[Dataset excerpt]
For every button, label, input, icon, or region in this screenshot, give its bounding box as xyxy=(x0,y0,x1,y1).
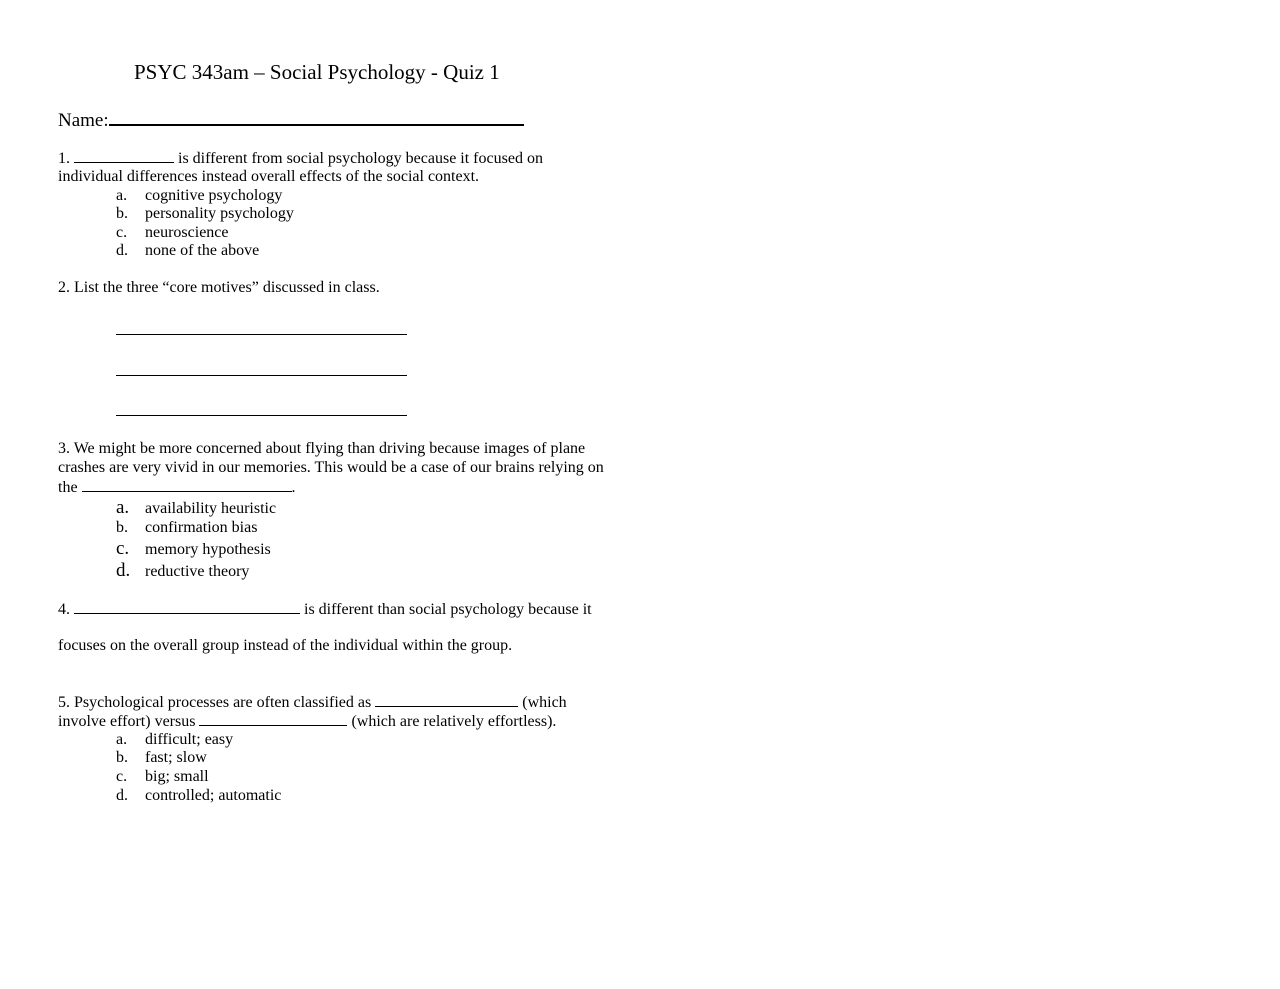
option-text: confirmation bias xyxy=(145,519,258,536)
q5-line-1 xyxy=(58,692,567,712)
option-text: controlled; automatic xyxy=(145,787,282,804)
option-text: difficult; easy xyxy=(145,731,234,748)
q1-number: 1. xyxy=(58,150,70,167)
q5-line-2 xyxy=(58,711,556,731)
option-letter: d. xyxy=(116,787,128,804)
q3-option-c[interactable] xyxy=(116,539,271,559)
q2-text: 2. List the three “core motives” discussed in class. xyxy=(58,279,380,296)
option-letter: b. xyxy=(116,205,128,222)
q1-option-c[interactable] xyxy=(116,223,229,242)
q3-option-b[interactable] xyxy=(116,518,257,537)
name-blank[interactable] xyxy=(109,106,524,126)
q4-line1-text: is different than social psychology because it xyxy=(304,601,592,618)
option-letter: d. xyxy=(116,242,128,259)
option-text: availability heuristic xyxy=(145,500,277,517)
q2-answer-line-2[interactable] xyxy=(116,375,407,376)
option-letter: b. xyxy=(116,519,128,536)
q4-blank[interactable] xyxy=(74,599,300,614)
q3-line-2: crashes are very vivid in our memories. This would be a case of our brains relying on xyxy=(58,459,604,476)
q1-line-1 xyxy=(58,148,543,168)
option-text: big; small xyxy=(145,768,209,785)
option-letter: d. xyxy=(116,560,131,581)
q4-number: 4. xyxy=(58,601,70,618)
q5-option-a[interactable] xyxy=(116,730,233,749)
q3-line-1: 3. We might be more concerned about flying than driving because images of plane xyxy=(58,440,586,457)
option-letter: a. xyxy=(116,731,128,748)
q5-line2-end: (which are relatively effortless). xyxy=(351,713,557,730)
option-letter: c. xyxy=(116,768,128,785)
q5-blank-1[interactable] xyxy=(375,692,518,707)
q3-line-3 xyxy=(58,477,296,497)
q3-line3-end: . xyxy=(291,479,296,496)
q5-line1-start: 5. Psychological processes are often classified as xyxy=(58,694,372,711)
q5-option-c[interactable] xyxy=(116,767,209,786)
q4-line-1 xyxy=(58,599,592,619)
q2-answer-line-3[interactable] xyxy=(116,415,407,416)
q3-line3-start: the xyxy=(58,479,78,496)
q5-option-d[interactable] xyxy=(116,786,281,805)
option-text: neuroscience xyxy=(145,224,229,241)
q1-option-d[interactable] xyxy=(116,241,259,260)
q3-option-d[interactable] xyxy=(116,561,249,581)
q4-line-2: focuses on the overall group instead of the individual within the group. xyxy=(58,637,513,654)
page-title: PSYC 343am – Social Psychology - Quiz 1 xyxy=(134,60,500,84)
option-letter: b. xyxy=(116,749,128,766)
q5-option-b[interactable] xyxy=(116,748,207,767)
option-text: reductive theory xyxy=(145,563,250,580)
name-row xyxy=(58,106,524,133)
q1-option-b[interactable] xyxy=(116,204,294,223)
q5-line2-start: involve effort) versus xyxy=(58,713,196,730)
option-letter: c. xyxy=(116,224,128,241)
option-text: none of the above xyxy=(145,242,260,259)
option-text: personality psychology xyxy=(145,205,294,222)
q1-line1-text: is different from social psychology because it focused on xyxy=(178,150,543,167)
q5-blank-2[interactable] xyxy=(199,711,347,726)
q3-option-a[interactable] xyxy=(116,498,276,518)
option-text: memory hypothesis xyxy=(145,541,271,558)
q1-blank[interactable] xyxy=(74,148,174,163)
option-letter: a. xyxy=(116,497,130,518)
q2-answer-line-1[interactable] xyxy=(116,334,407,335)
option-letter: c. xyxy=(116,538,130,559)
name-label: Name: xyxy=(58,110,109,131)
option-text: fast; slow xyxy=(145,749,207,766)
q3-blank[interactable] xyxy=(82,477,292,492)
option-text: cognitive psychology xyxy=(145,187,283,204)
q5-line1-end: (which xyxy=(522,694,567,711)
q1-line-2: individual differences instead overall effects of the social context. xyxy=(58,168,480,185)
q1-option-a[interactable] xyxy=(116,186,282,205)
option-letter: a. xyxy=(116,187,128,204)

WRITTEN REQUEST
Copy out every line of the records above word for word, leaving out the pictures.

ANSWER TO THE EXERCISE
For every button, label, input, icon, or region in this screenshot, give its bounding box as xyxy=(x0,y0,x1,y1).
option-text: confirmation bias xyxy=(145,519,258,536)
q5-line-1 xyxy=(58,692,567,712)
option-text: controlled; automatic xyxy=(145,787,282,804)
option-text: difficult; easy xyxy=(145,731,234,748)
q1-number: 1. xyxy=(58,150,70,167)
q5-line-2 xyxy=(58,711,556,731)
option-letter: d. xyxy=(116,787,128,804)
q3-option-c[interactable] xyxy=(116,539,271,559)
q2-text: 2. List the three “core motives” discussed in class. xyxy=(58,279,380,296)
option-letter: b. xyxy=(116,205,128,222)
q1-option-c[interactable] xyxy=(116,223,229,242)
q3-option-b[interactable] xyxy=(116,518,257,537)
name-blank[interactable] xyxy=(109,106,524,126)
q4-line1-text: is different than social psychology because it xyxy=(304,601,592,618)
option-letter: d. xyxy=(116,242,128,259)
option-text: availability heuristic xyxy=(145,500,277,517)
q2-answer-line-2[interactable] xyxy=(116,375,407,376)
option-letter: b. xyxy=(116,519,128,536)
q4-blank[interactable] xyxy=(74,599,300,614)
q3-line-2: crashes are very vivid in our memories. This would be a case of our brains relying on xyxy=(58,459,604,476)
q1-line-1 xyxy=(58,148,543,168)
option-text: big; small xyxy=(145,768,209,785)
option-letter: d. xyxy=(116,560,131,581)
q4-number: 4. xyxy=(58,601,70,618)
q5-option-a[interactable] xyxy=(116,730,233,749)
q3-line-1: 3. We might be more concerned about flying than driving because images of plane xyxy=(58,440,586,457)
option-letter: a. xyxy=(116,731,128,748)
q5-line2-end: (which are relatively effortless). xyxy=(351,713,557,730)
option-letter: c. xyxy=(116,768,128,785)
q5-blank-1[interactable] xyxy=(375,692,518,707)
q3-line-3 xyxy=(58,477,296,497)
q3-line3-end: . xyxy=(291,479,296,496)
q5-line1-start: 5. Psychological processes are often classified as xyxy=(58,694,372,711)
q5-option-c[interactable] xyxy=(116,767,209,786)
q4-line-1 xyxy=(58,599,592,619)
q2-answer-line-3[interactable] xyxy=(116,415,407,416)
q3-line3-start: the xyxy=(58,479,78,496)
q5-option-d[interactable] xyxy=(116,786,281,805)
option-text: neuroscience xyxy=(145,224,229,241)
q1-option-d[interactable] xyxy=(116,241,259,260)
q3-option-d[interactable] xyxy=(116,561,249,581)
q4-line-2: focuses on the overall group instead of the individual within the group. xyxy=(58,637,513,654)
page-title: PSYC 343am – Social Psychology - Quiz 1 xyxy=(134,60,500,84)
option-letter: b. xyxy=(116,749,128,766)
q5-option-b[interactable] xyxy=(116,748,207,767)
option-text: reductive theory xyxy=(145,563,250,580)
name-row xyxy=(58,106,524,133)
q1-option-b[interactable] xyxy=(116,204,294,223)
q5-line2-start: involve effort) versus xyxy=(58,713,196,730)
option-letter: c. xyxy=(116,224,128,241)
option-text: none of the above xyxy=(145,242,260,259)
option-text: personality psychology xyxy=(145,205,294,222)
q1-line1-text: is different from social psychology because it focused on xyxy=(178,150,543,167)
q5-blank-2[interactable] xyxy=(199,711,347,726)
q3-option-a[interactable] xyxy=(116,498,276,518)
option-text: memory hypothesis xyxy=(145,541,271,558)
q1-blank[interactable] xyxy=(74,148,174,163)
option-letter: a. xyxy=(116,497,130,518)
q2-answer-line-1[interactable] xyxy=(116,334,407,335)
option-letter: c. xyxy=(116,538,130,559)
name-label: Name: xyxy=(58,110,109,131)
option-text: fast; slow xyxy=(145,749,207,766)
q3-blank[interactable] xyxy=(82,477,292,492)
option-text: cognitive psychology xyxy=(145,187,283,204)
q5-line1-end: (which xyxy=(522,694,567,711)
q1-line-2: individual differences instead overall effects of the social context. xyxy=(58,168,480,185)
q1-option-a[interactable] xyxy=(116,186,282,205)
option-letter: a. xyxy=(116,187,128,204)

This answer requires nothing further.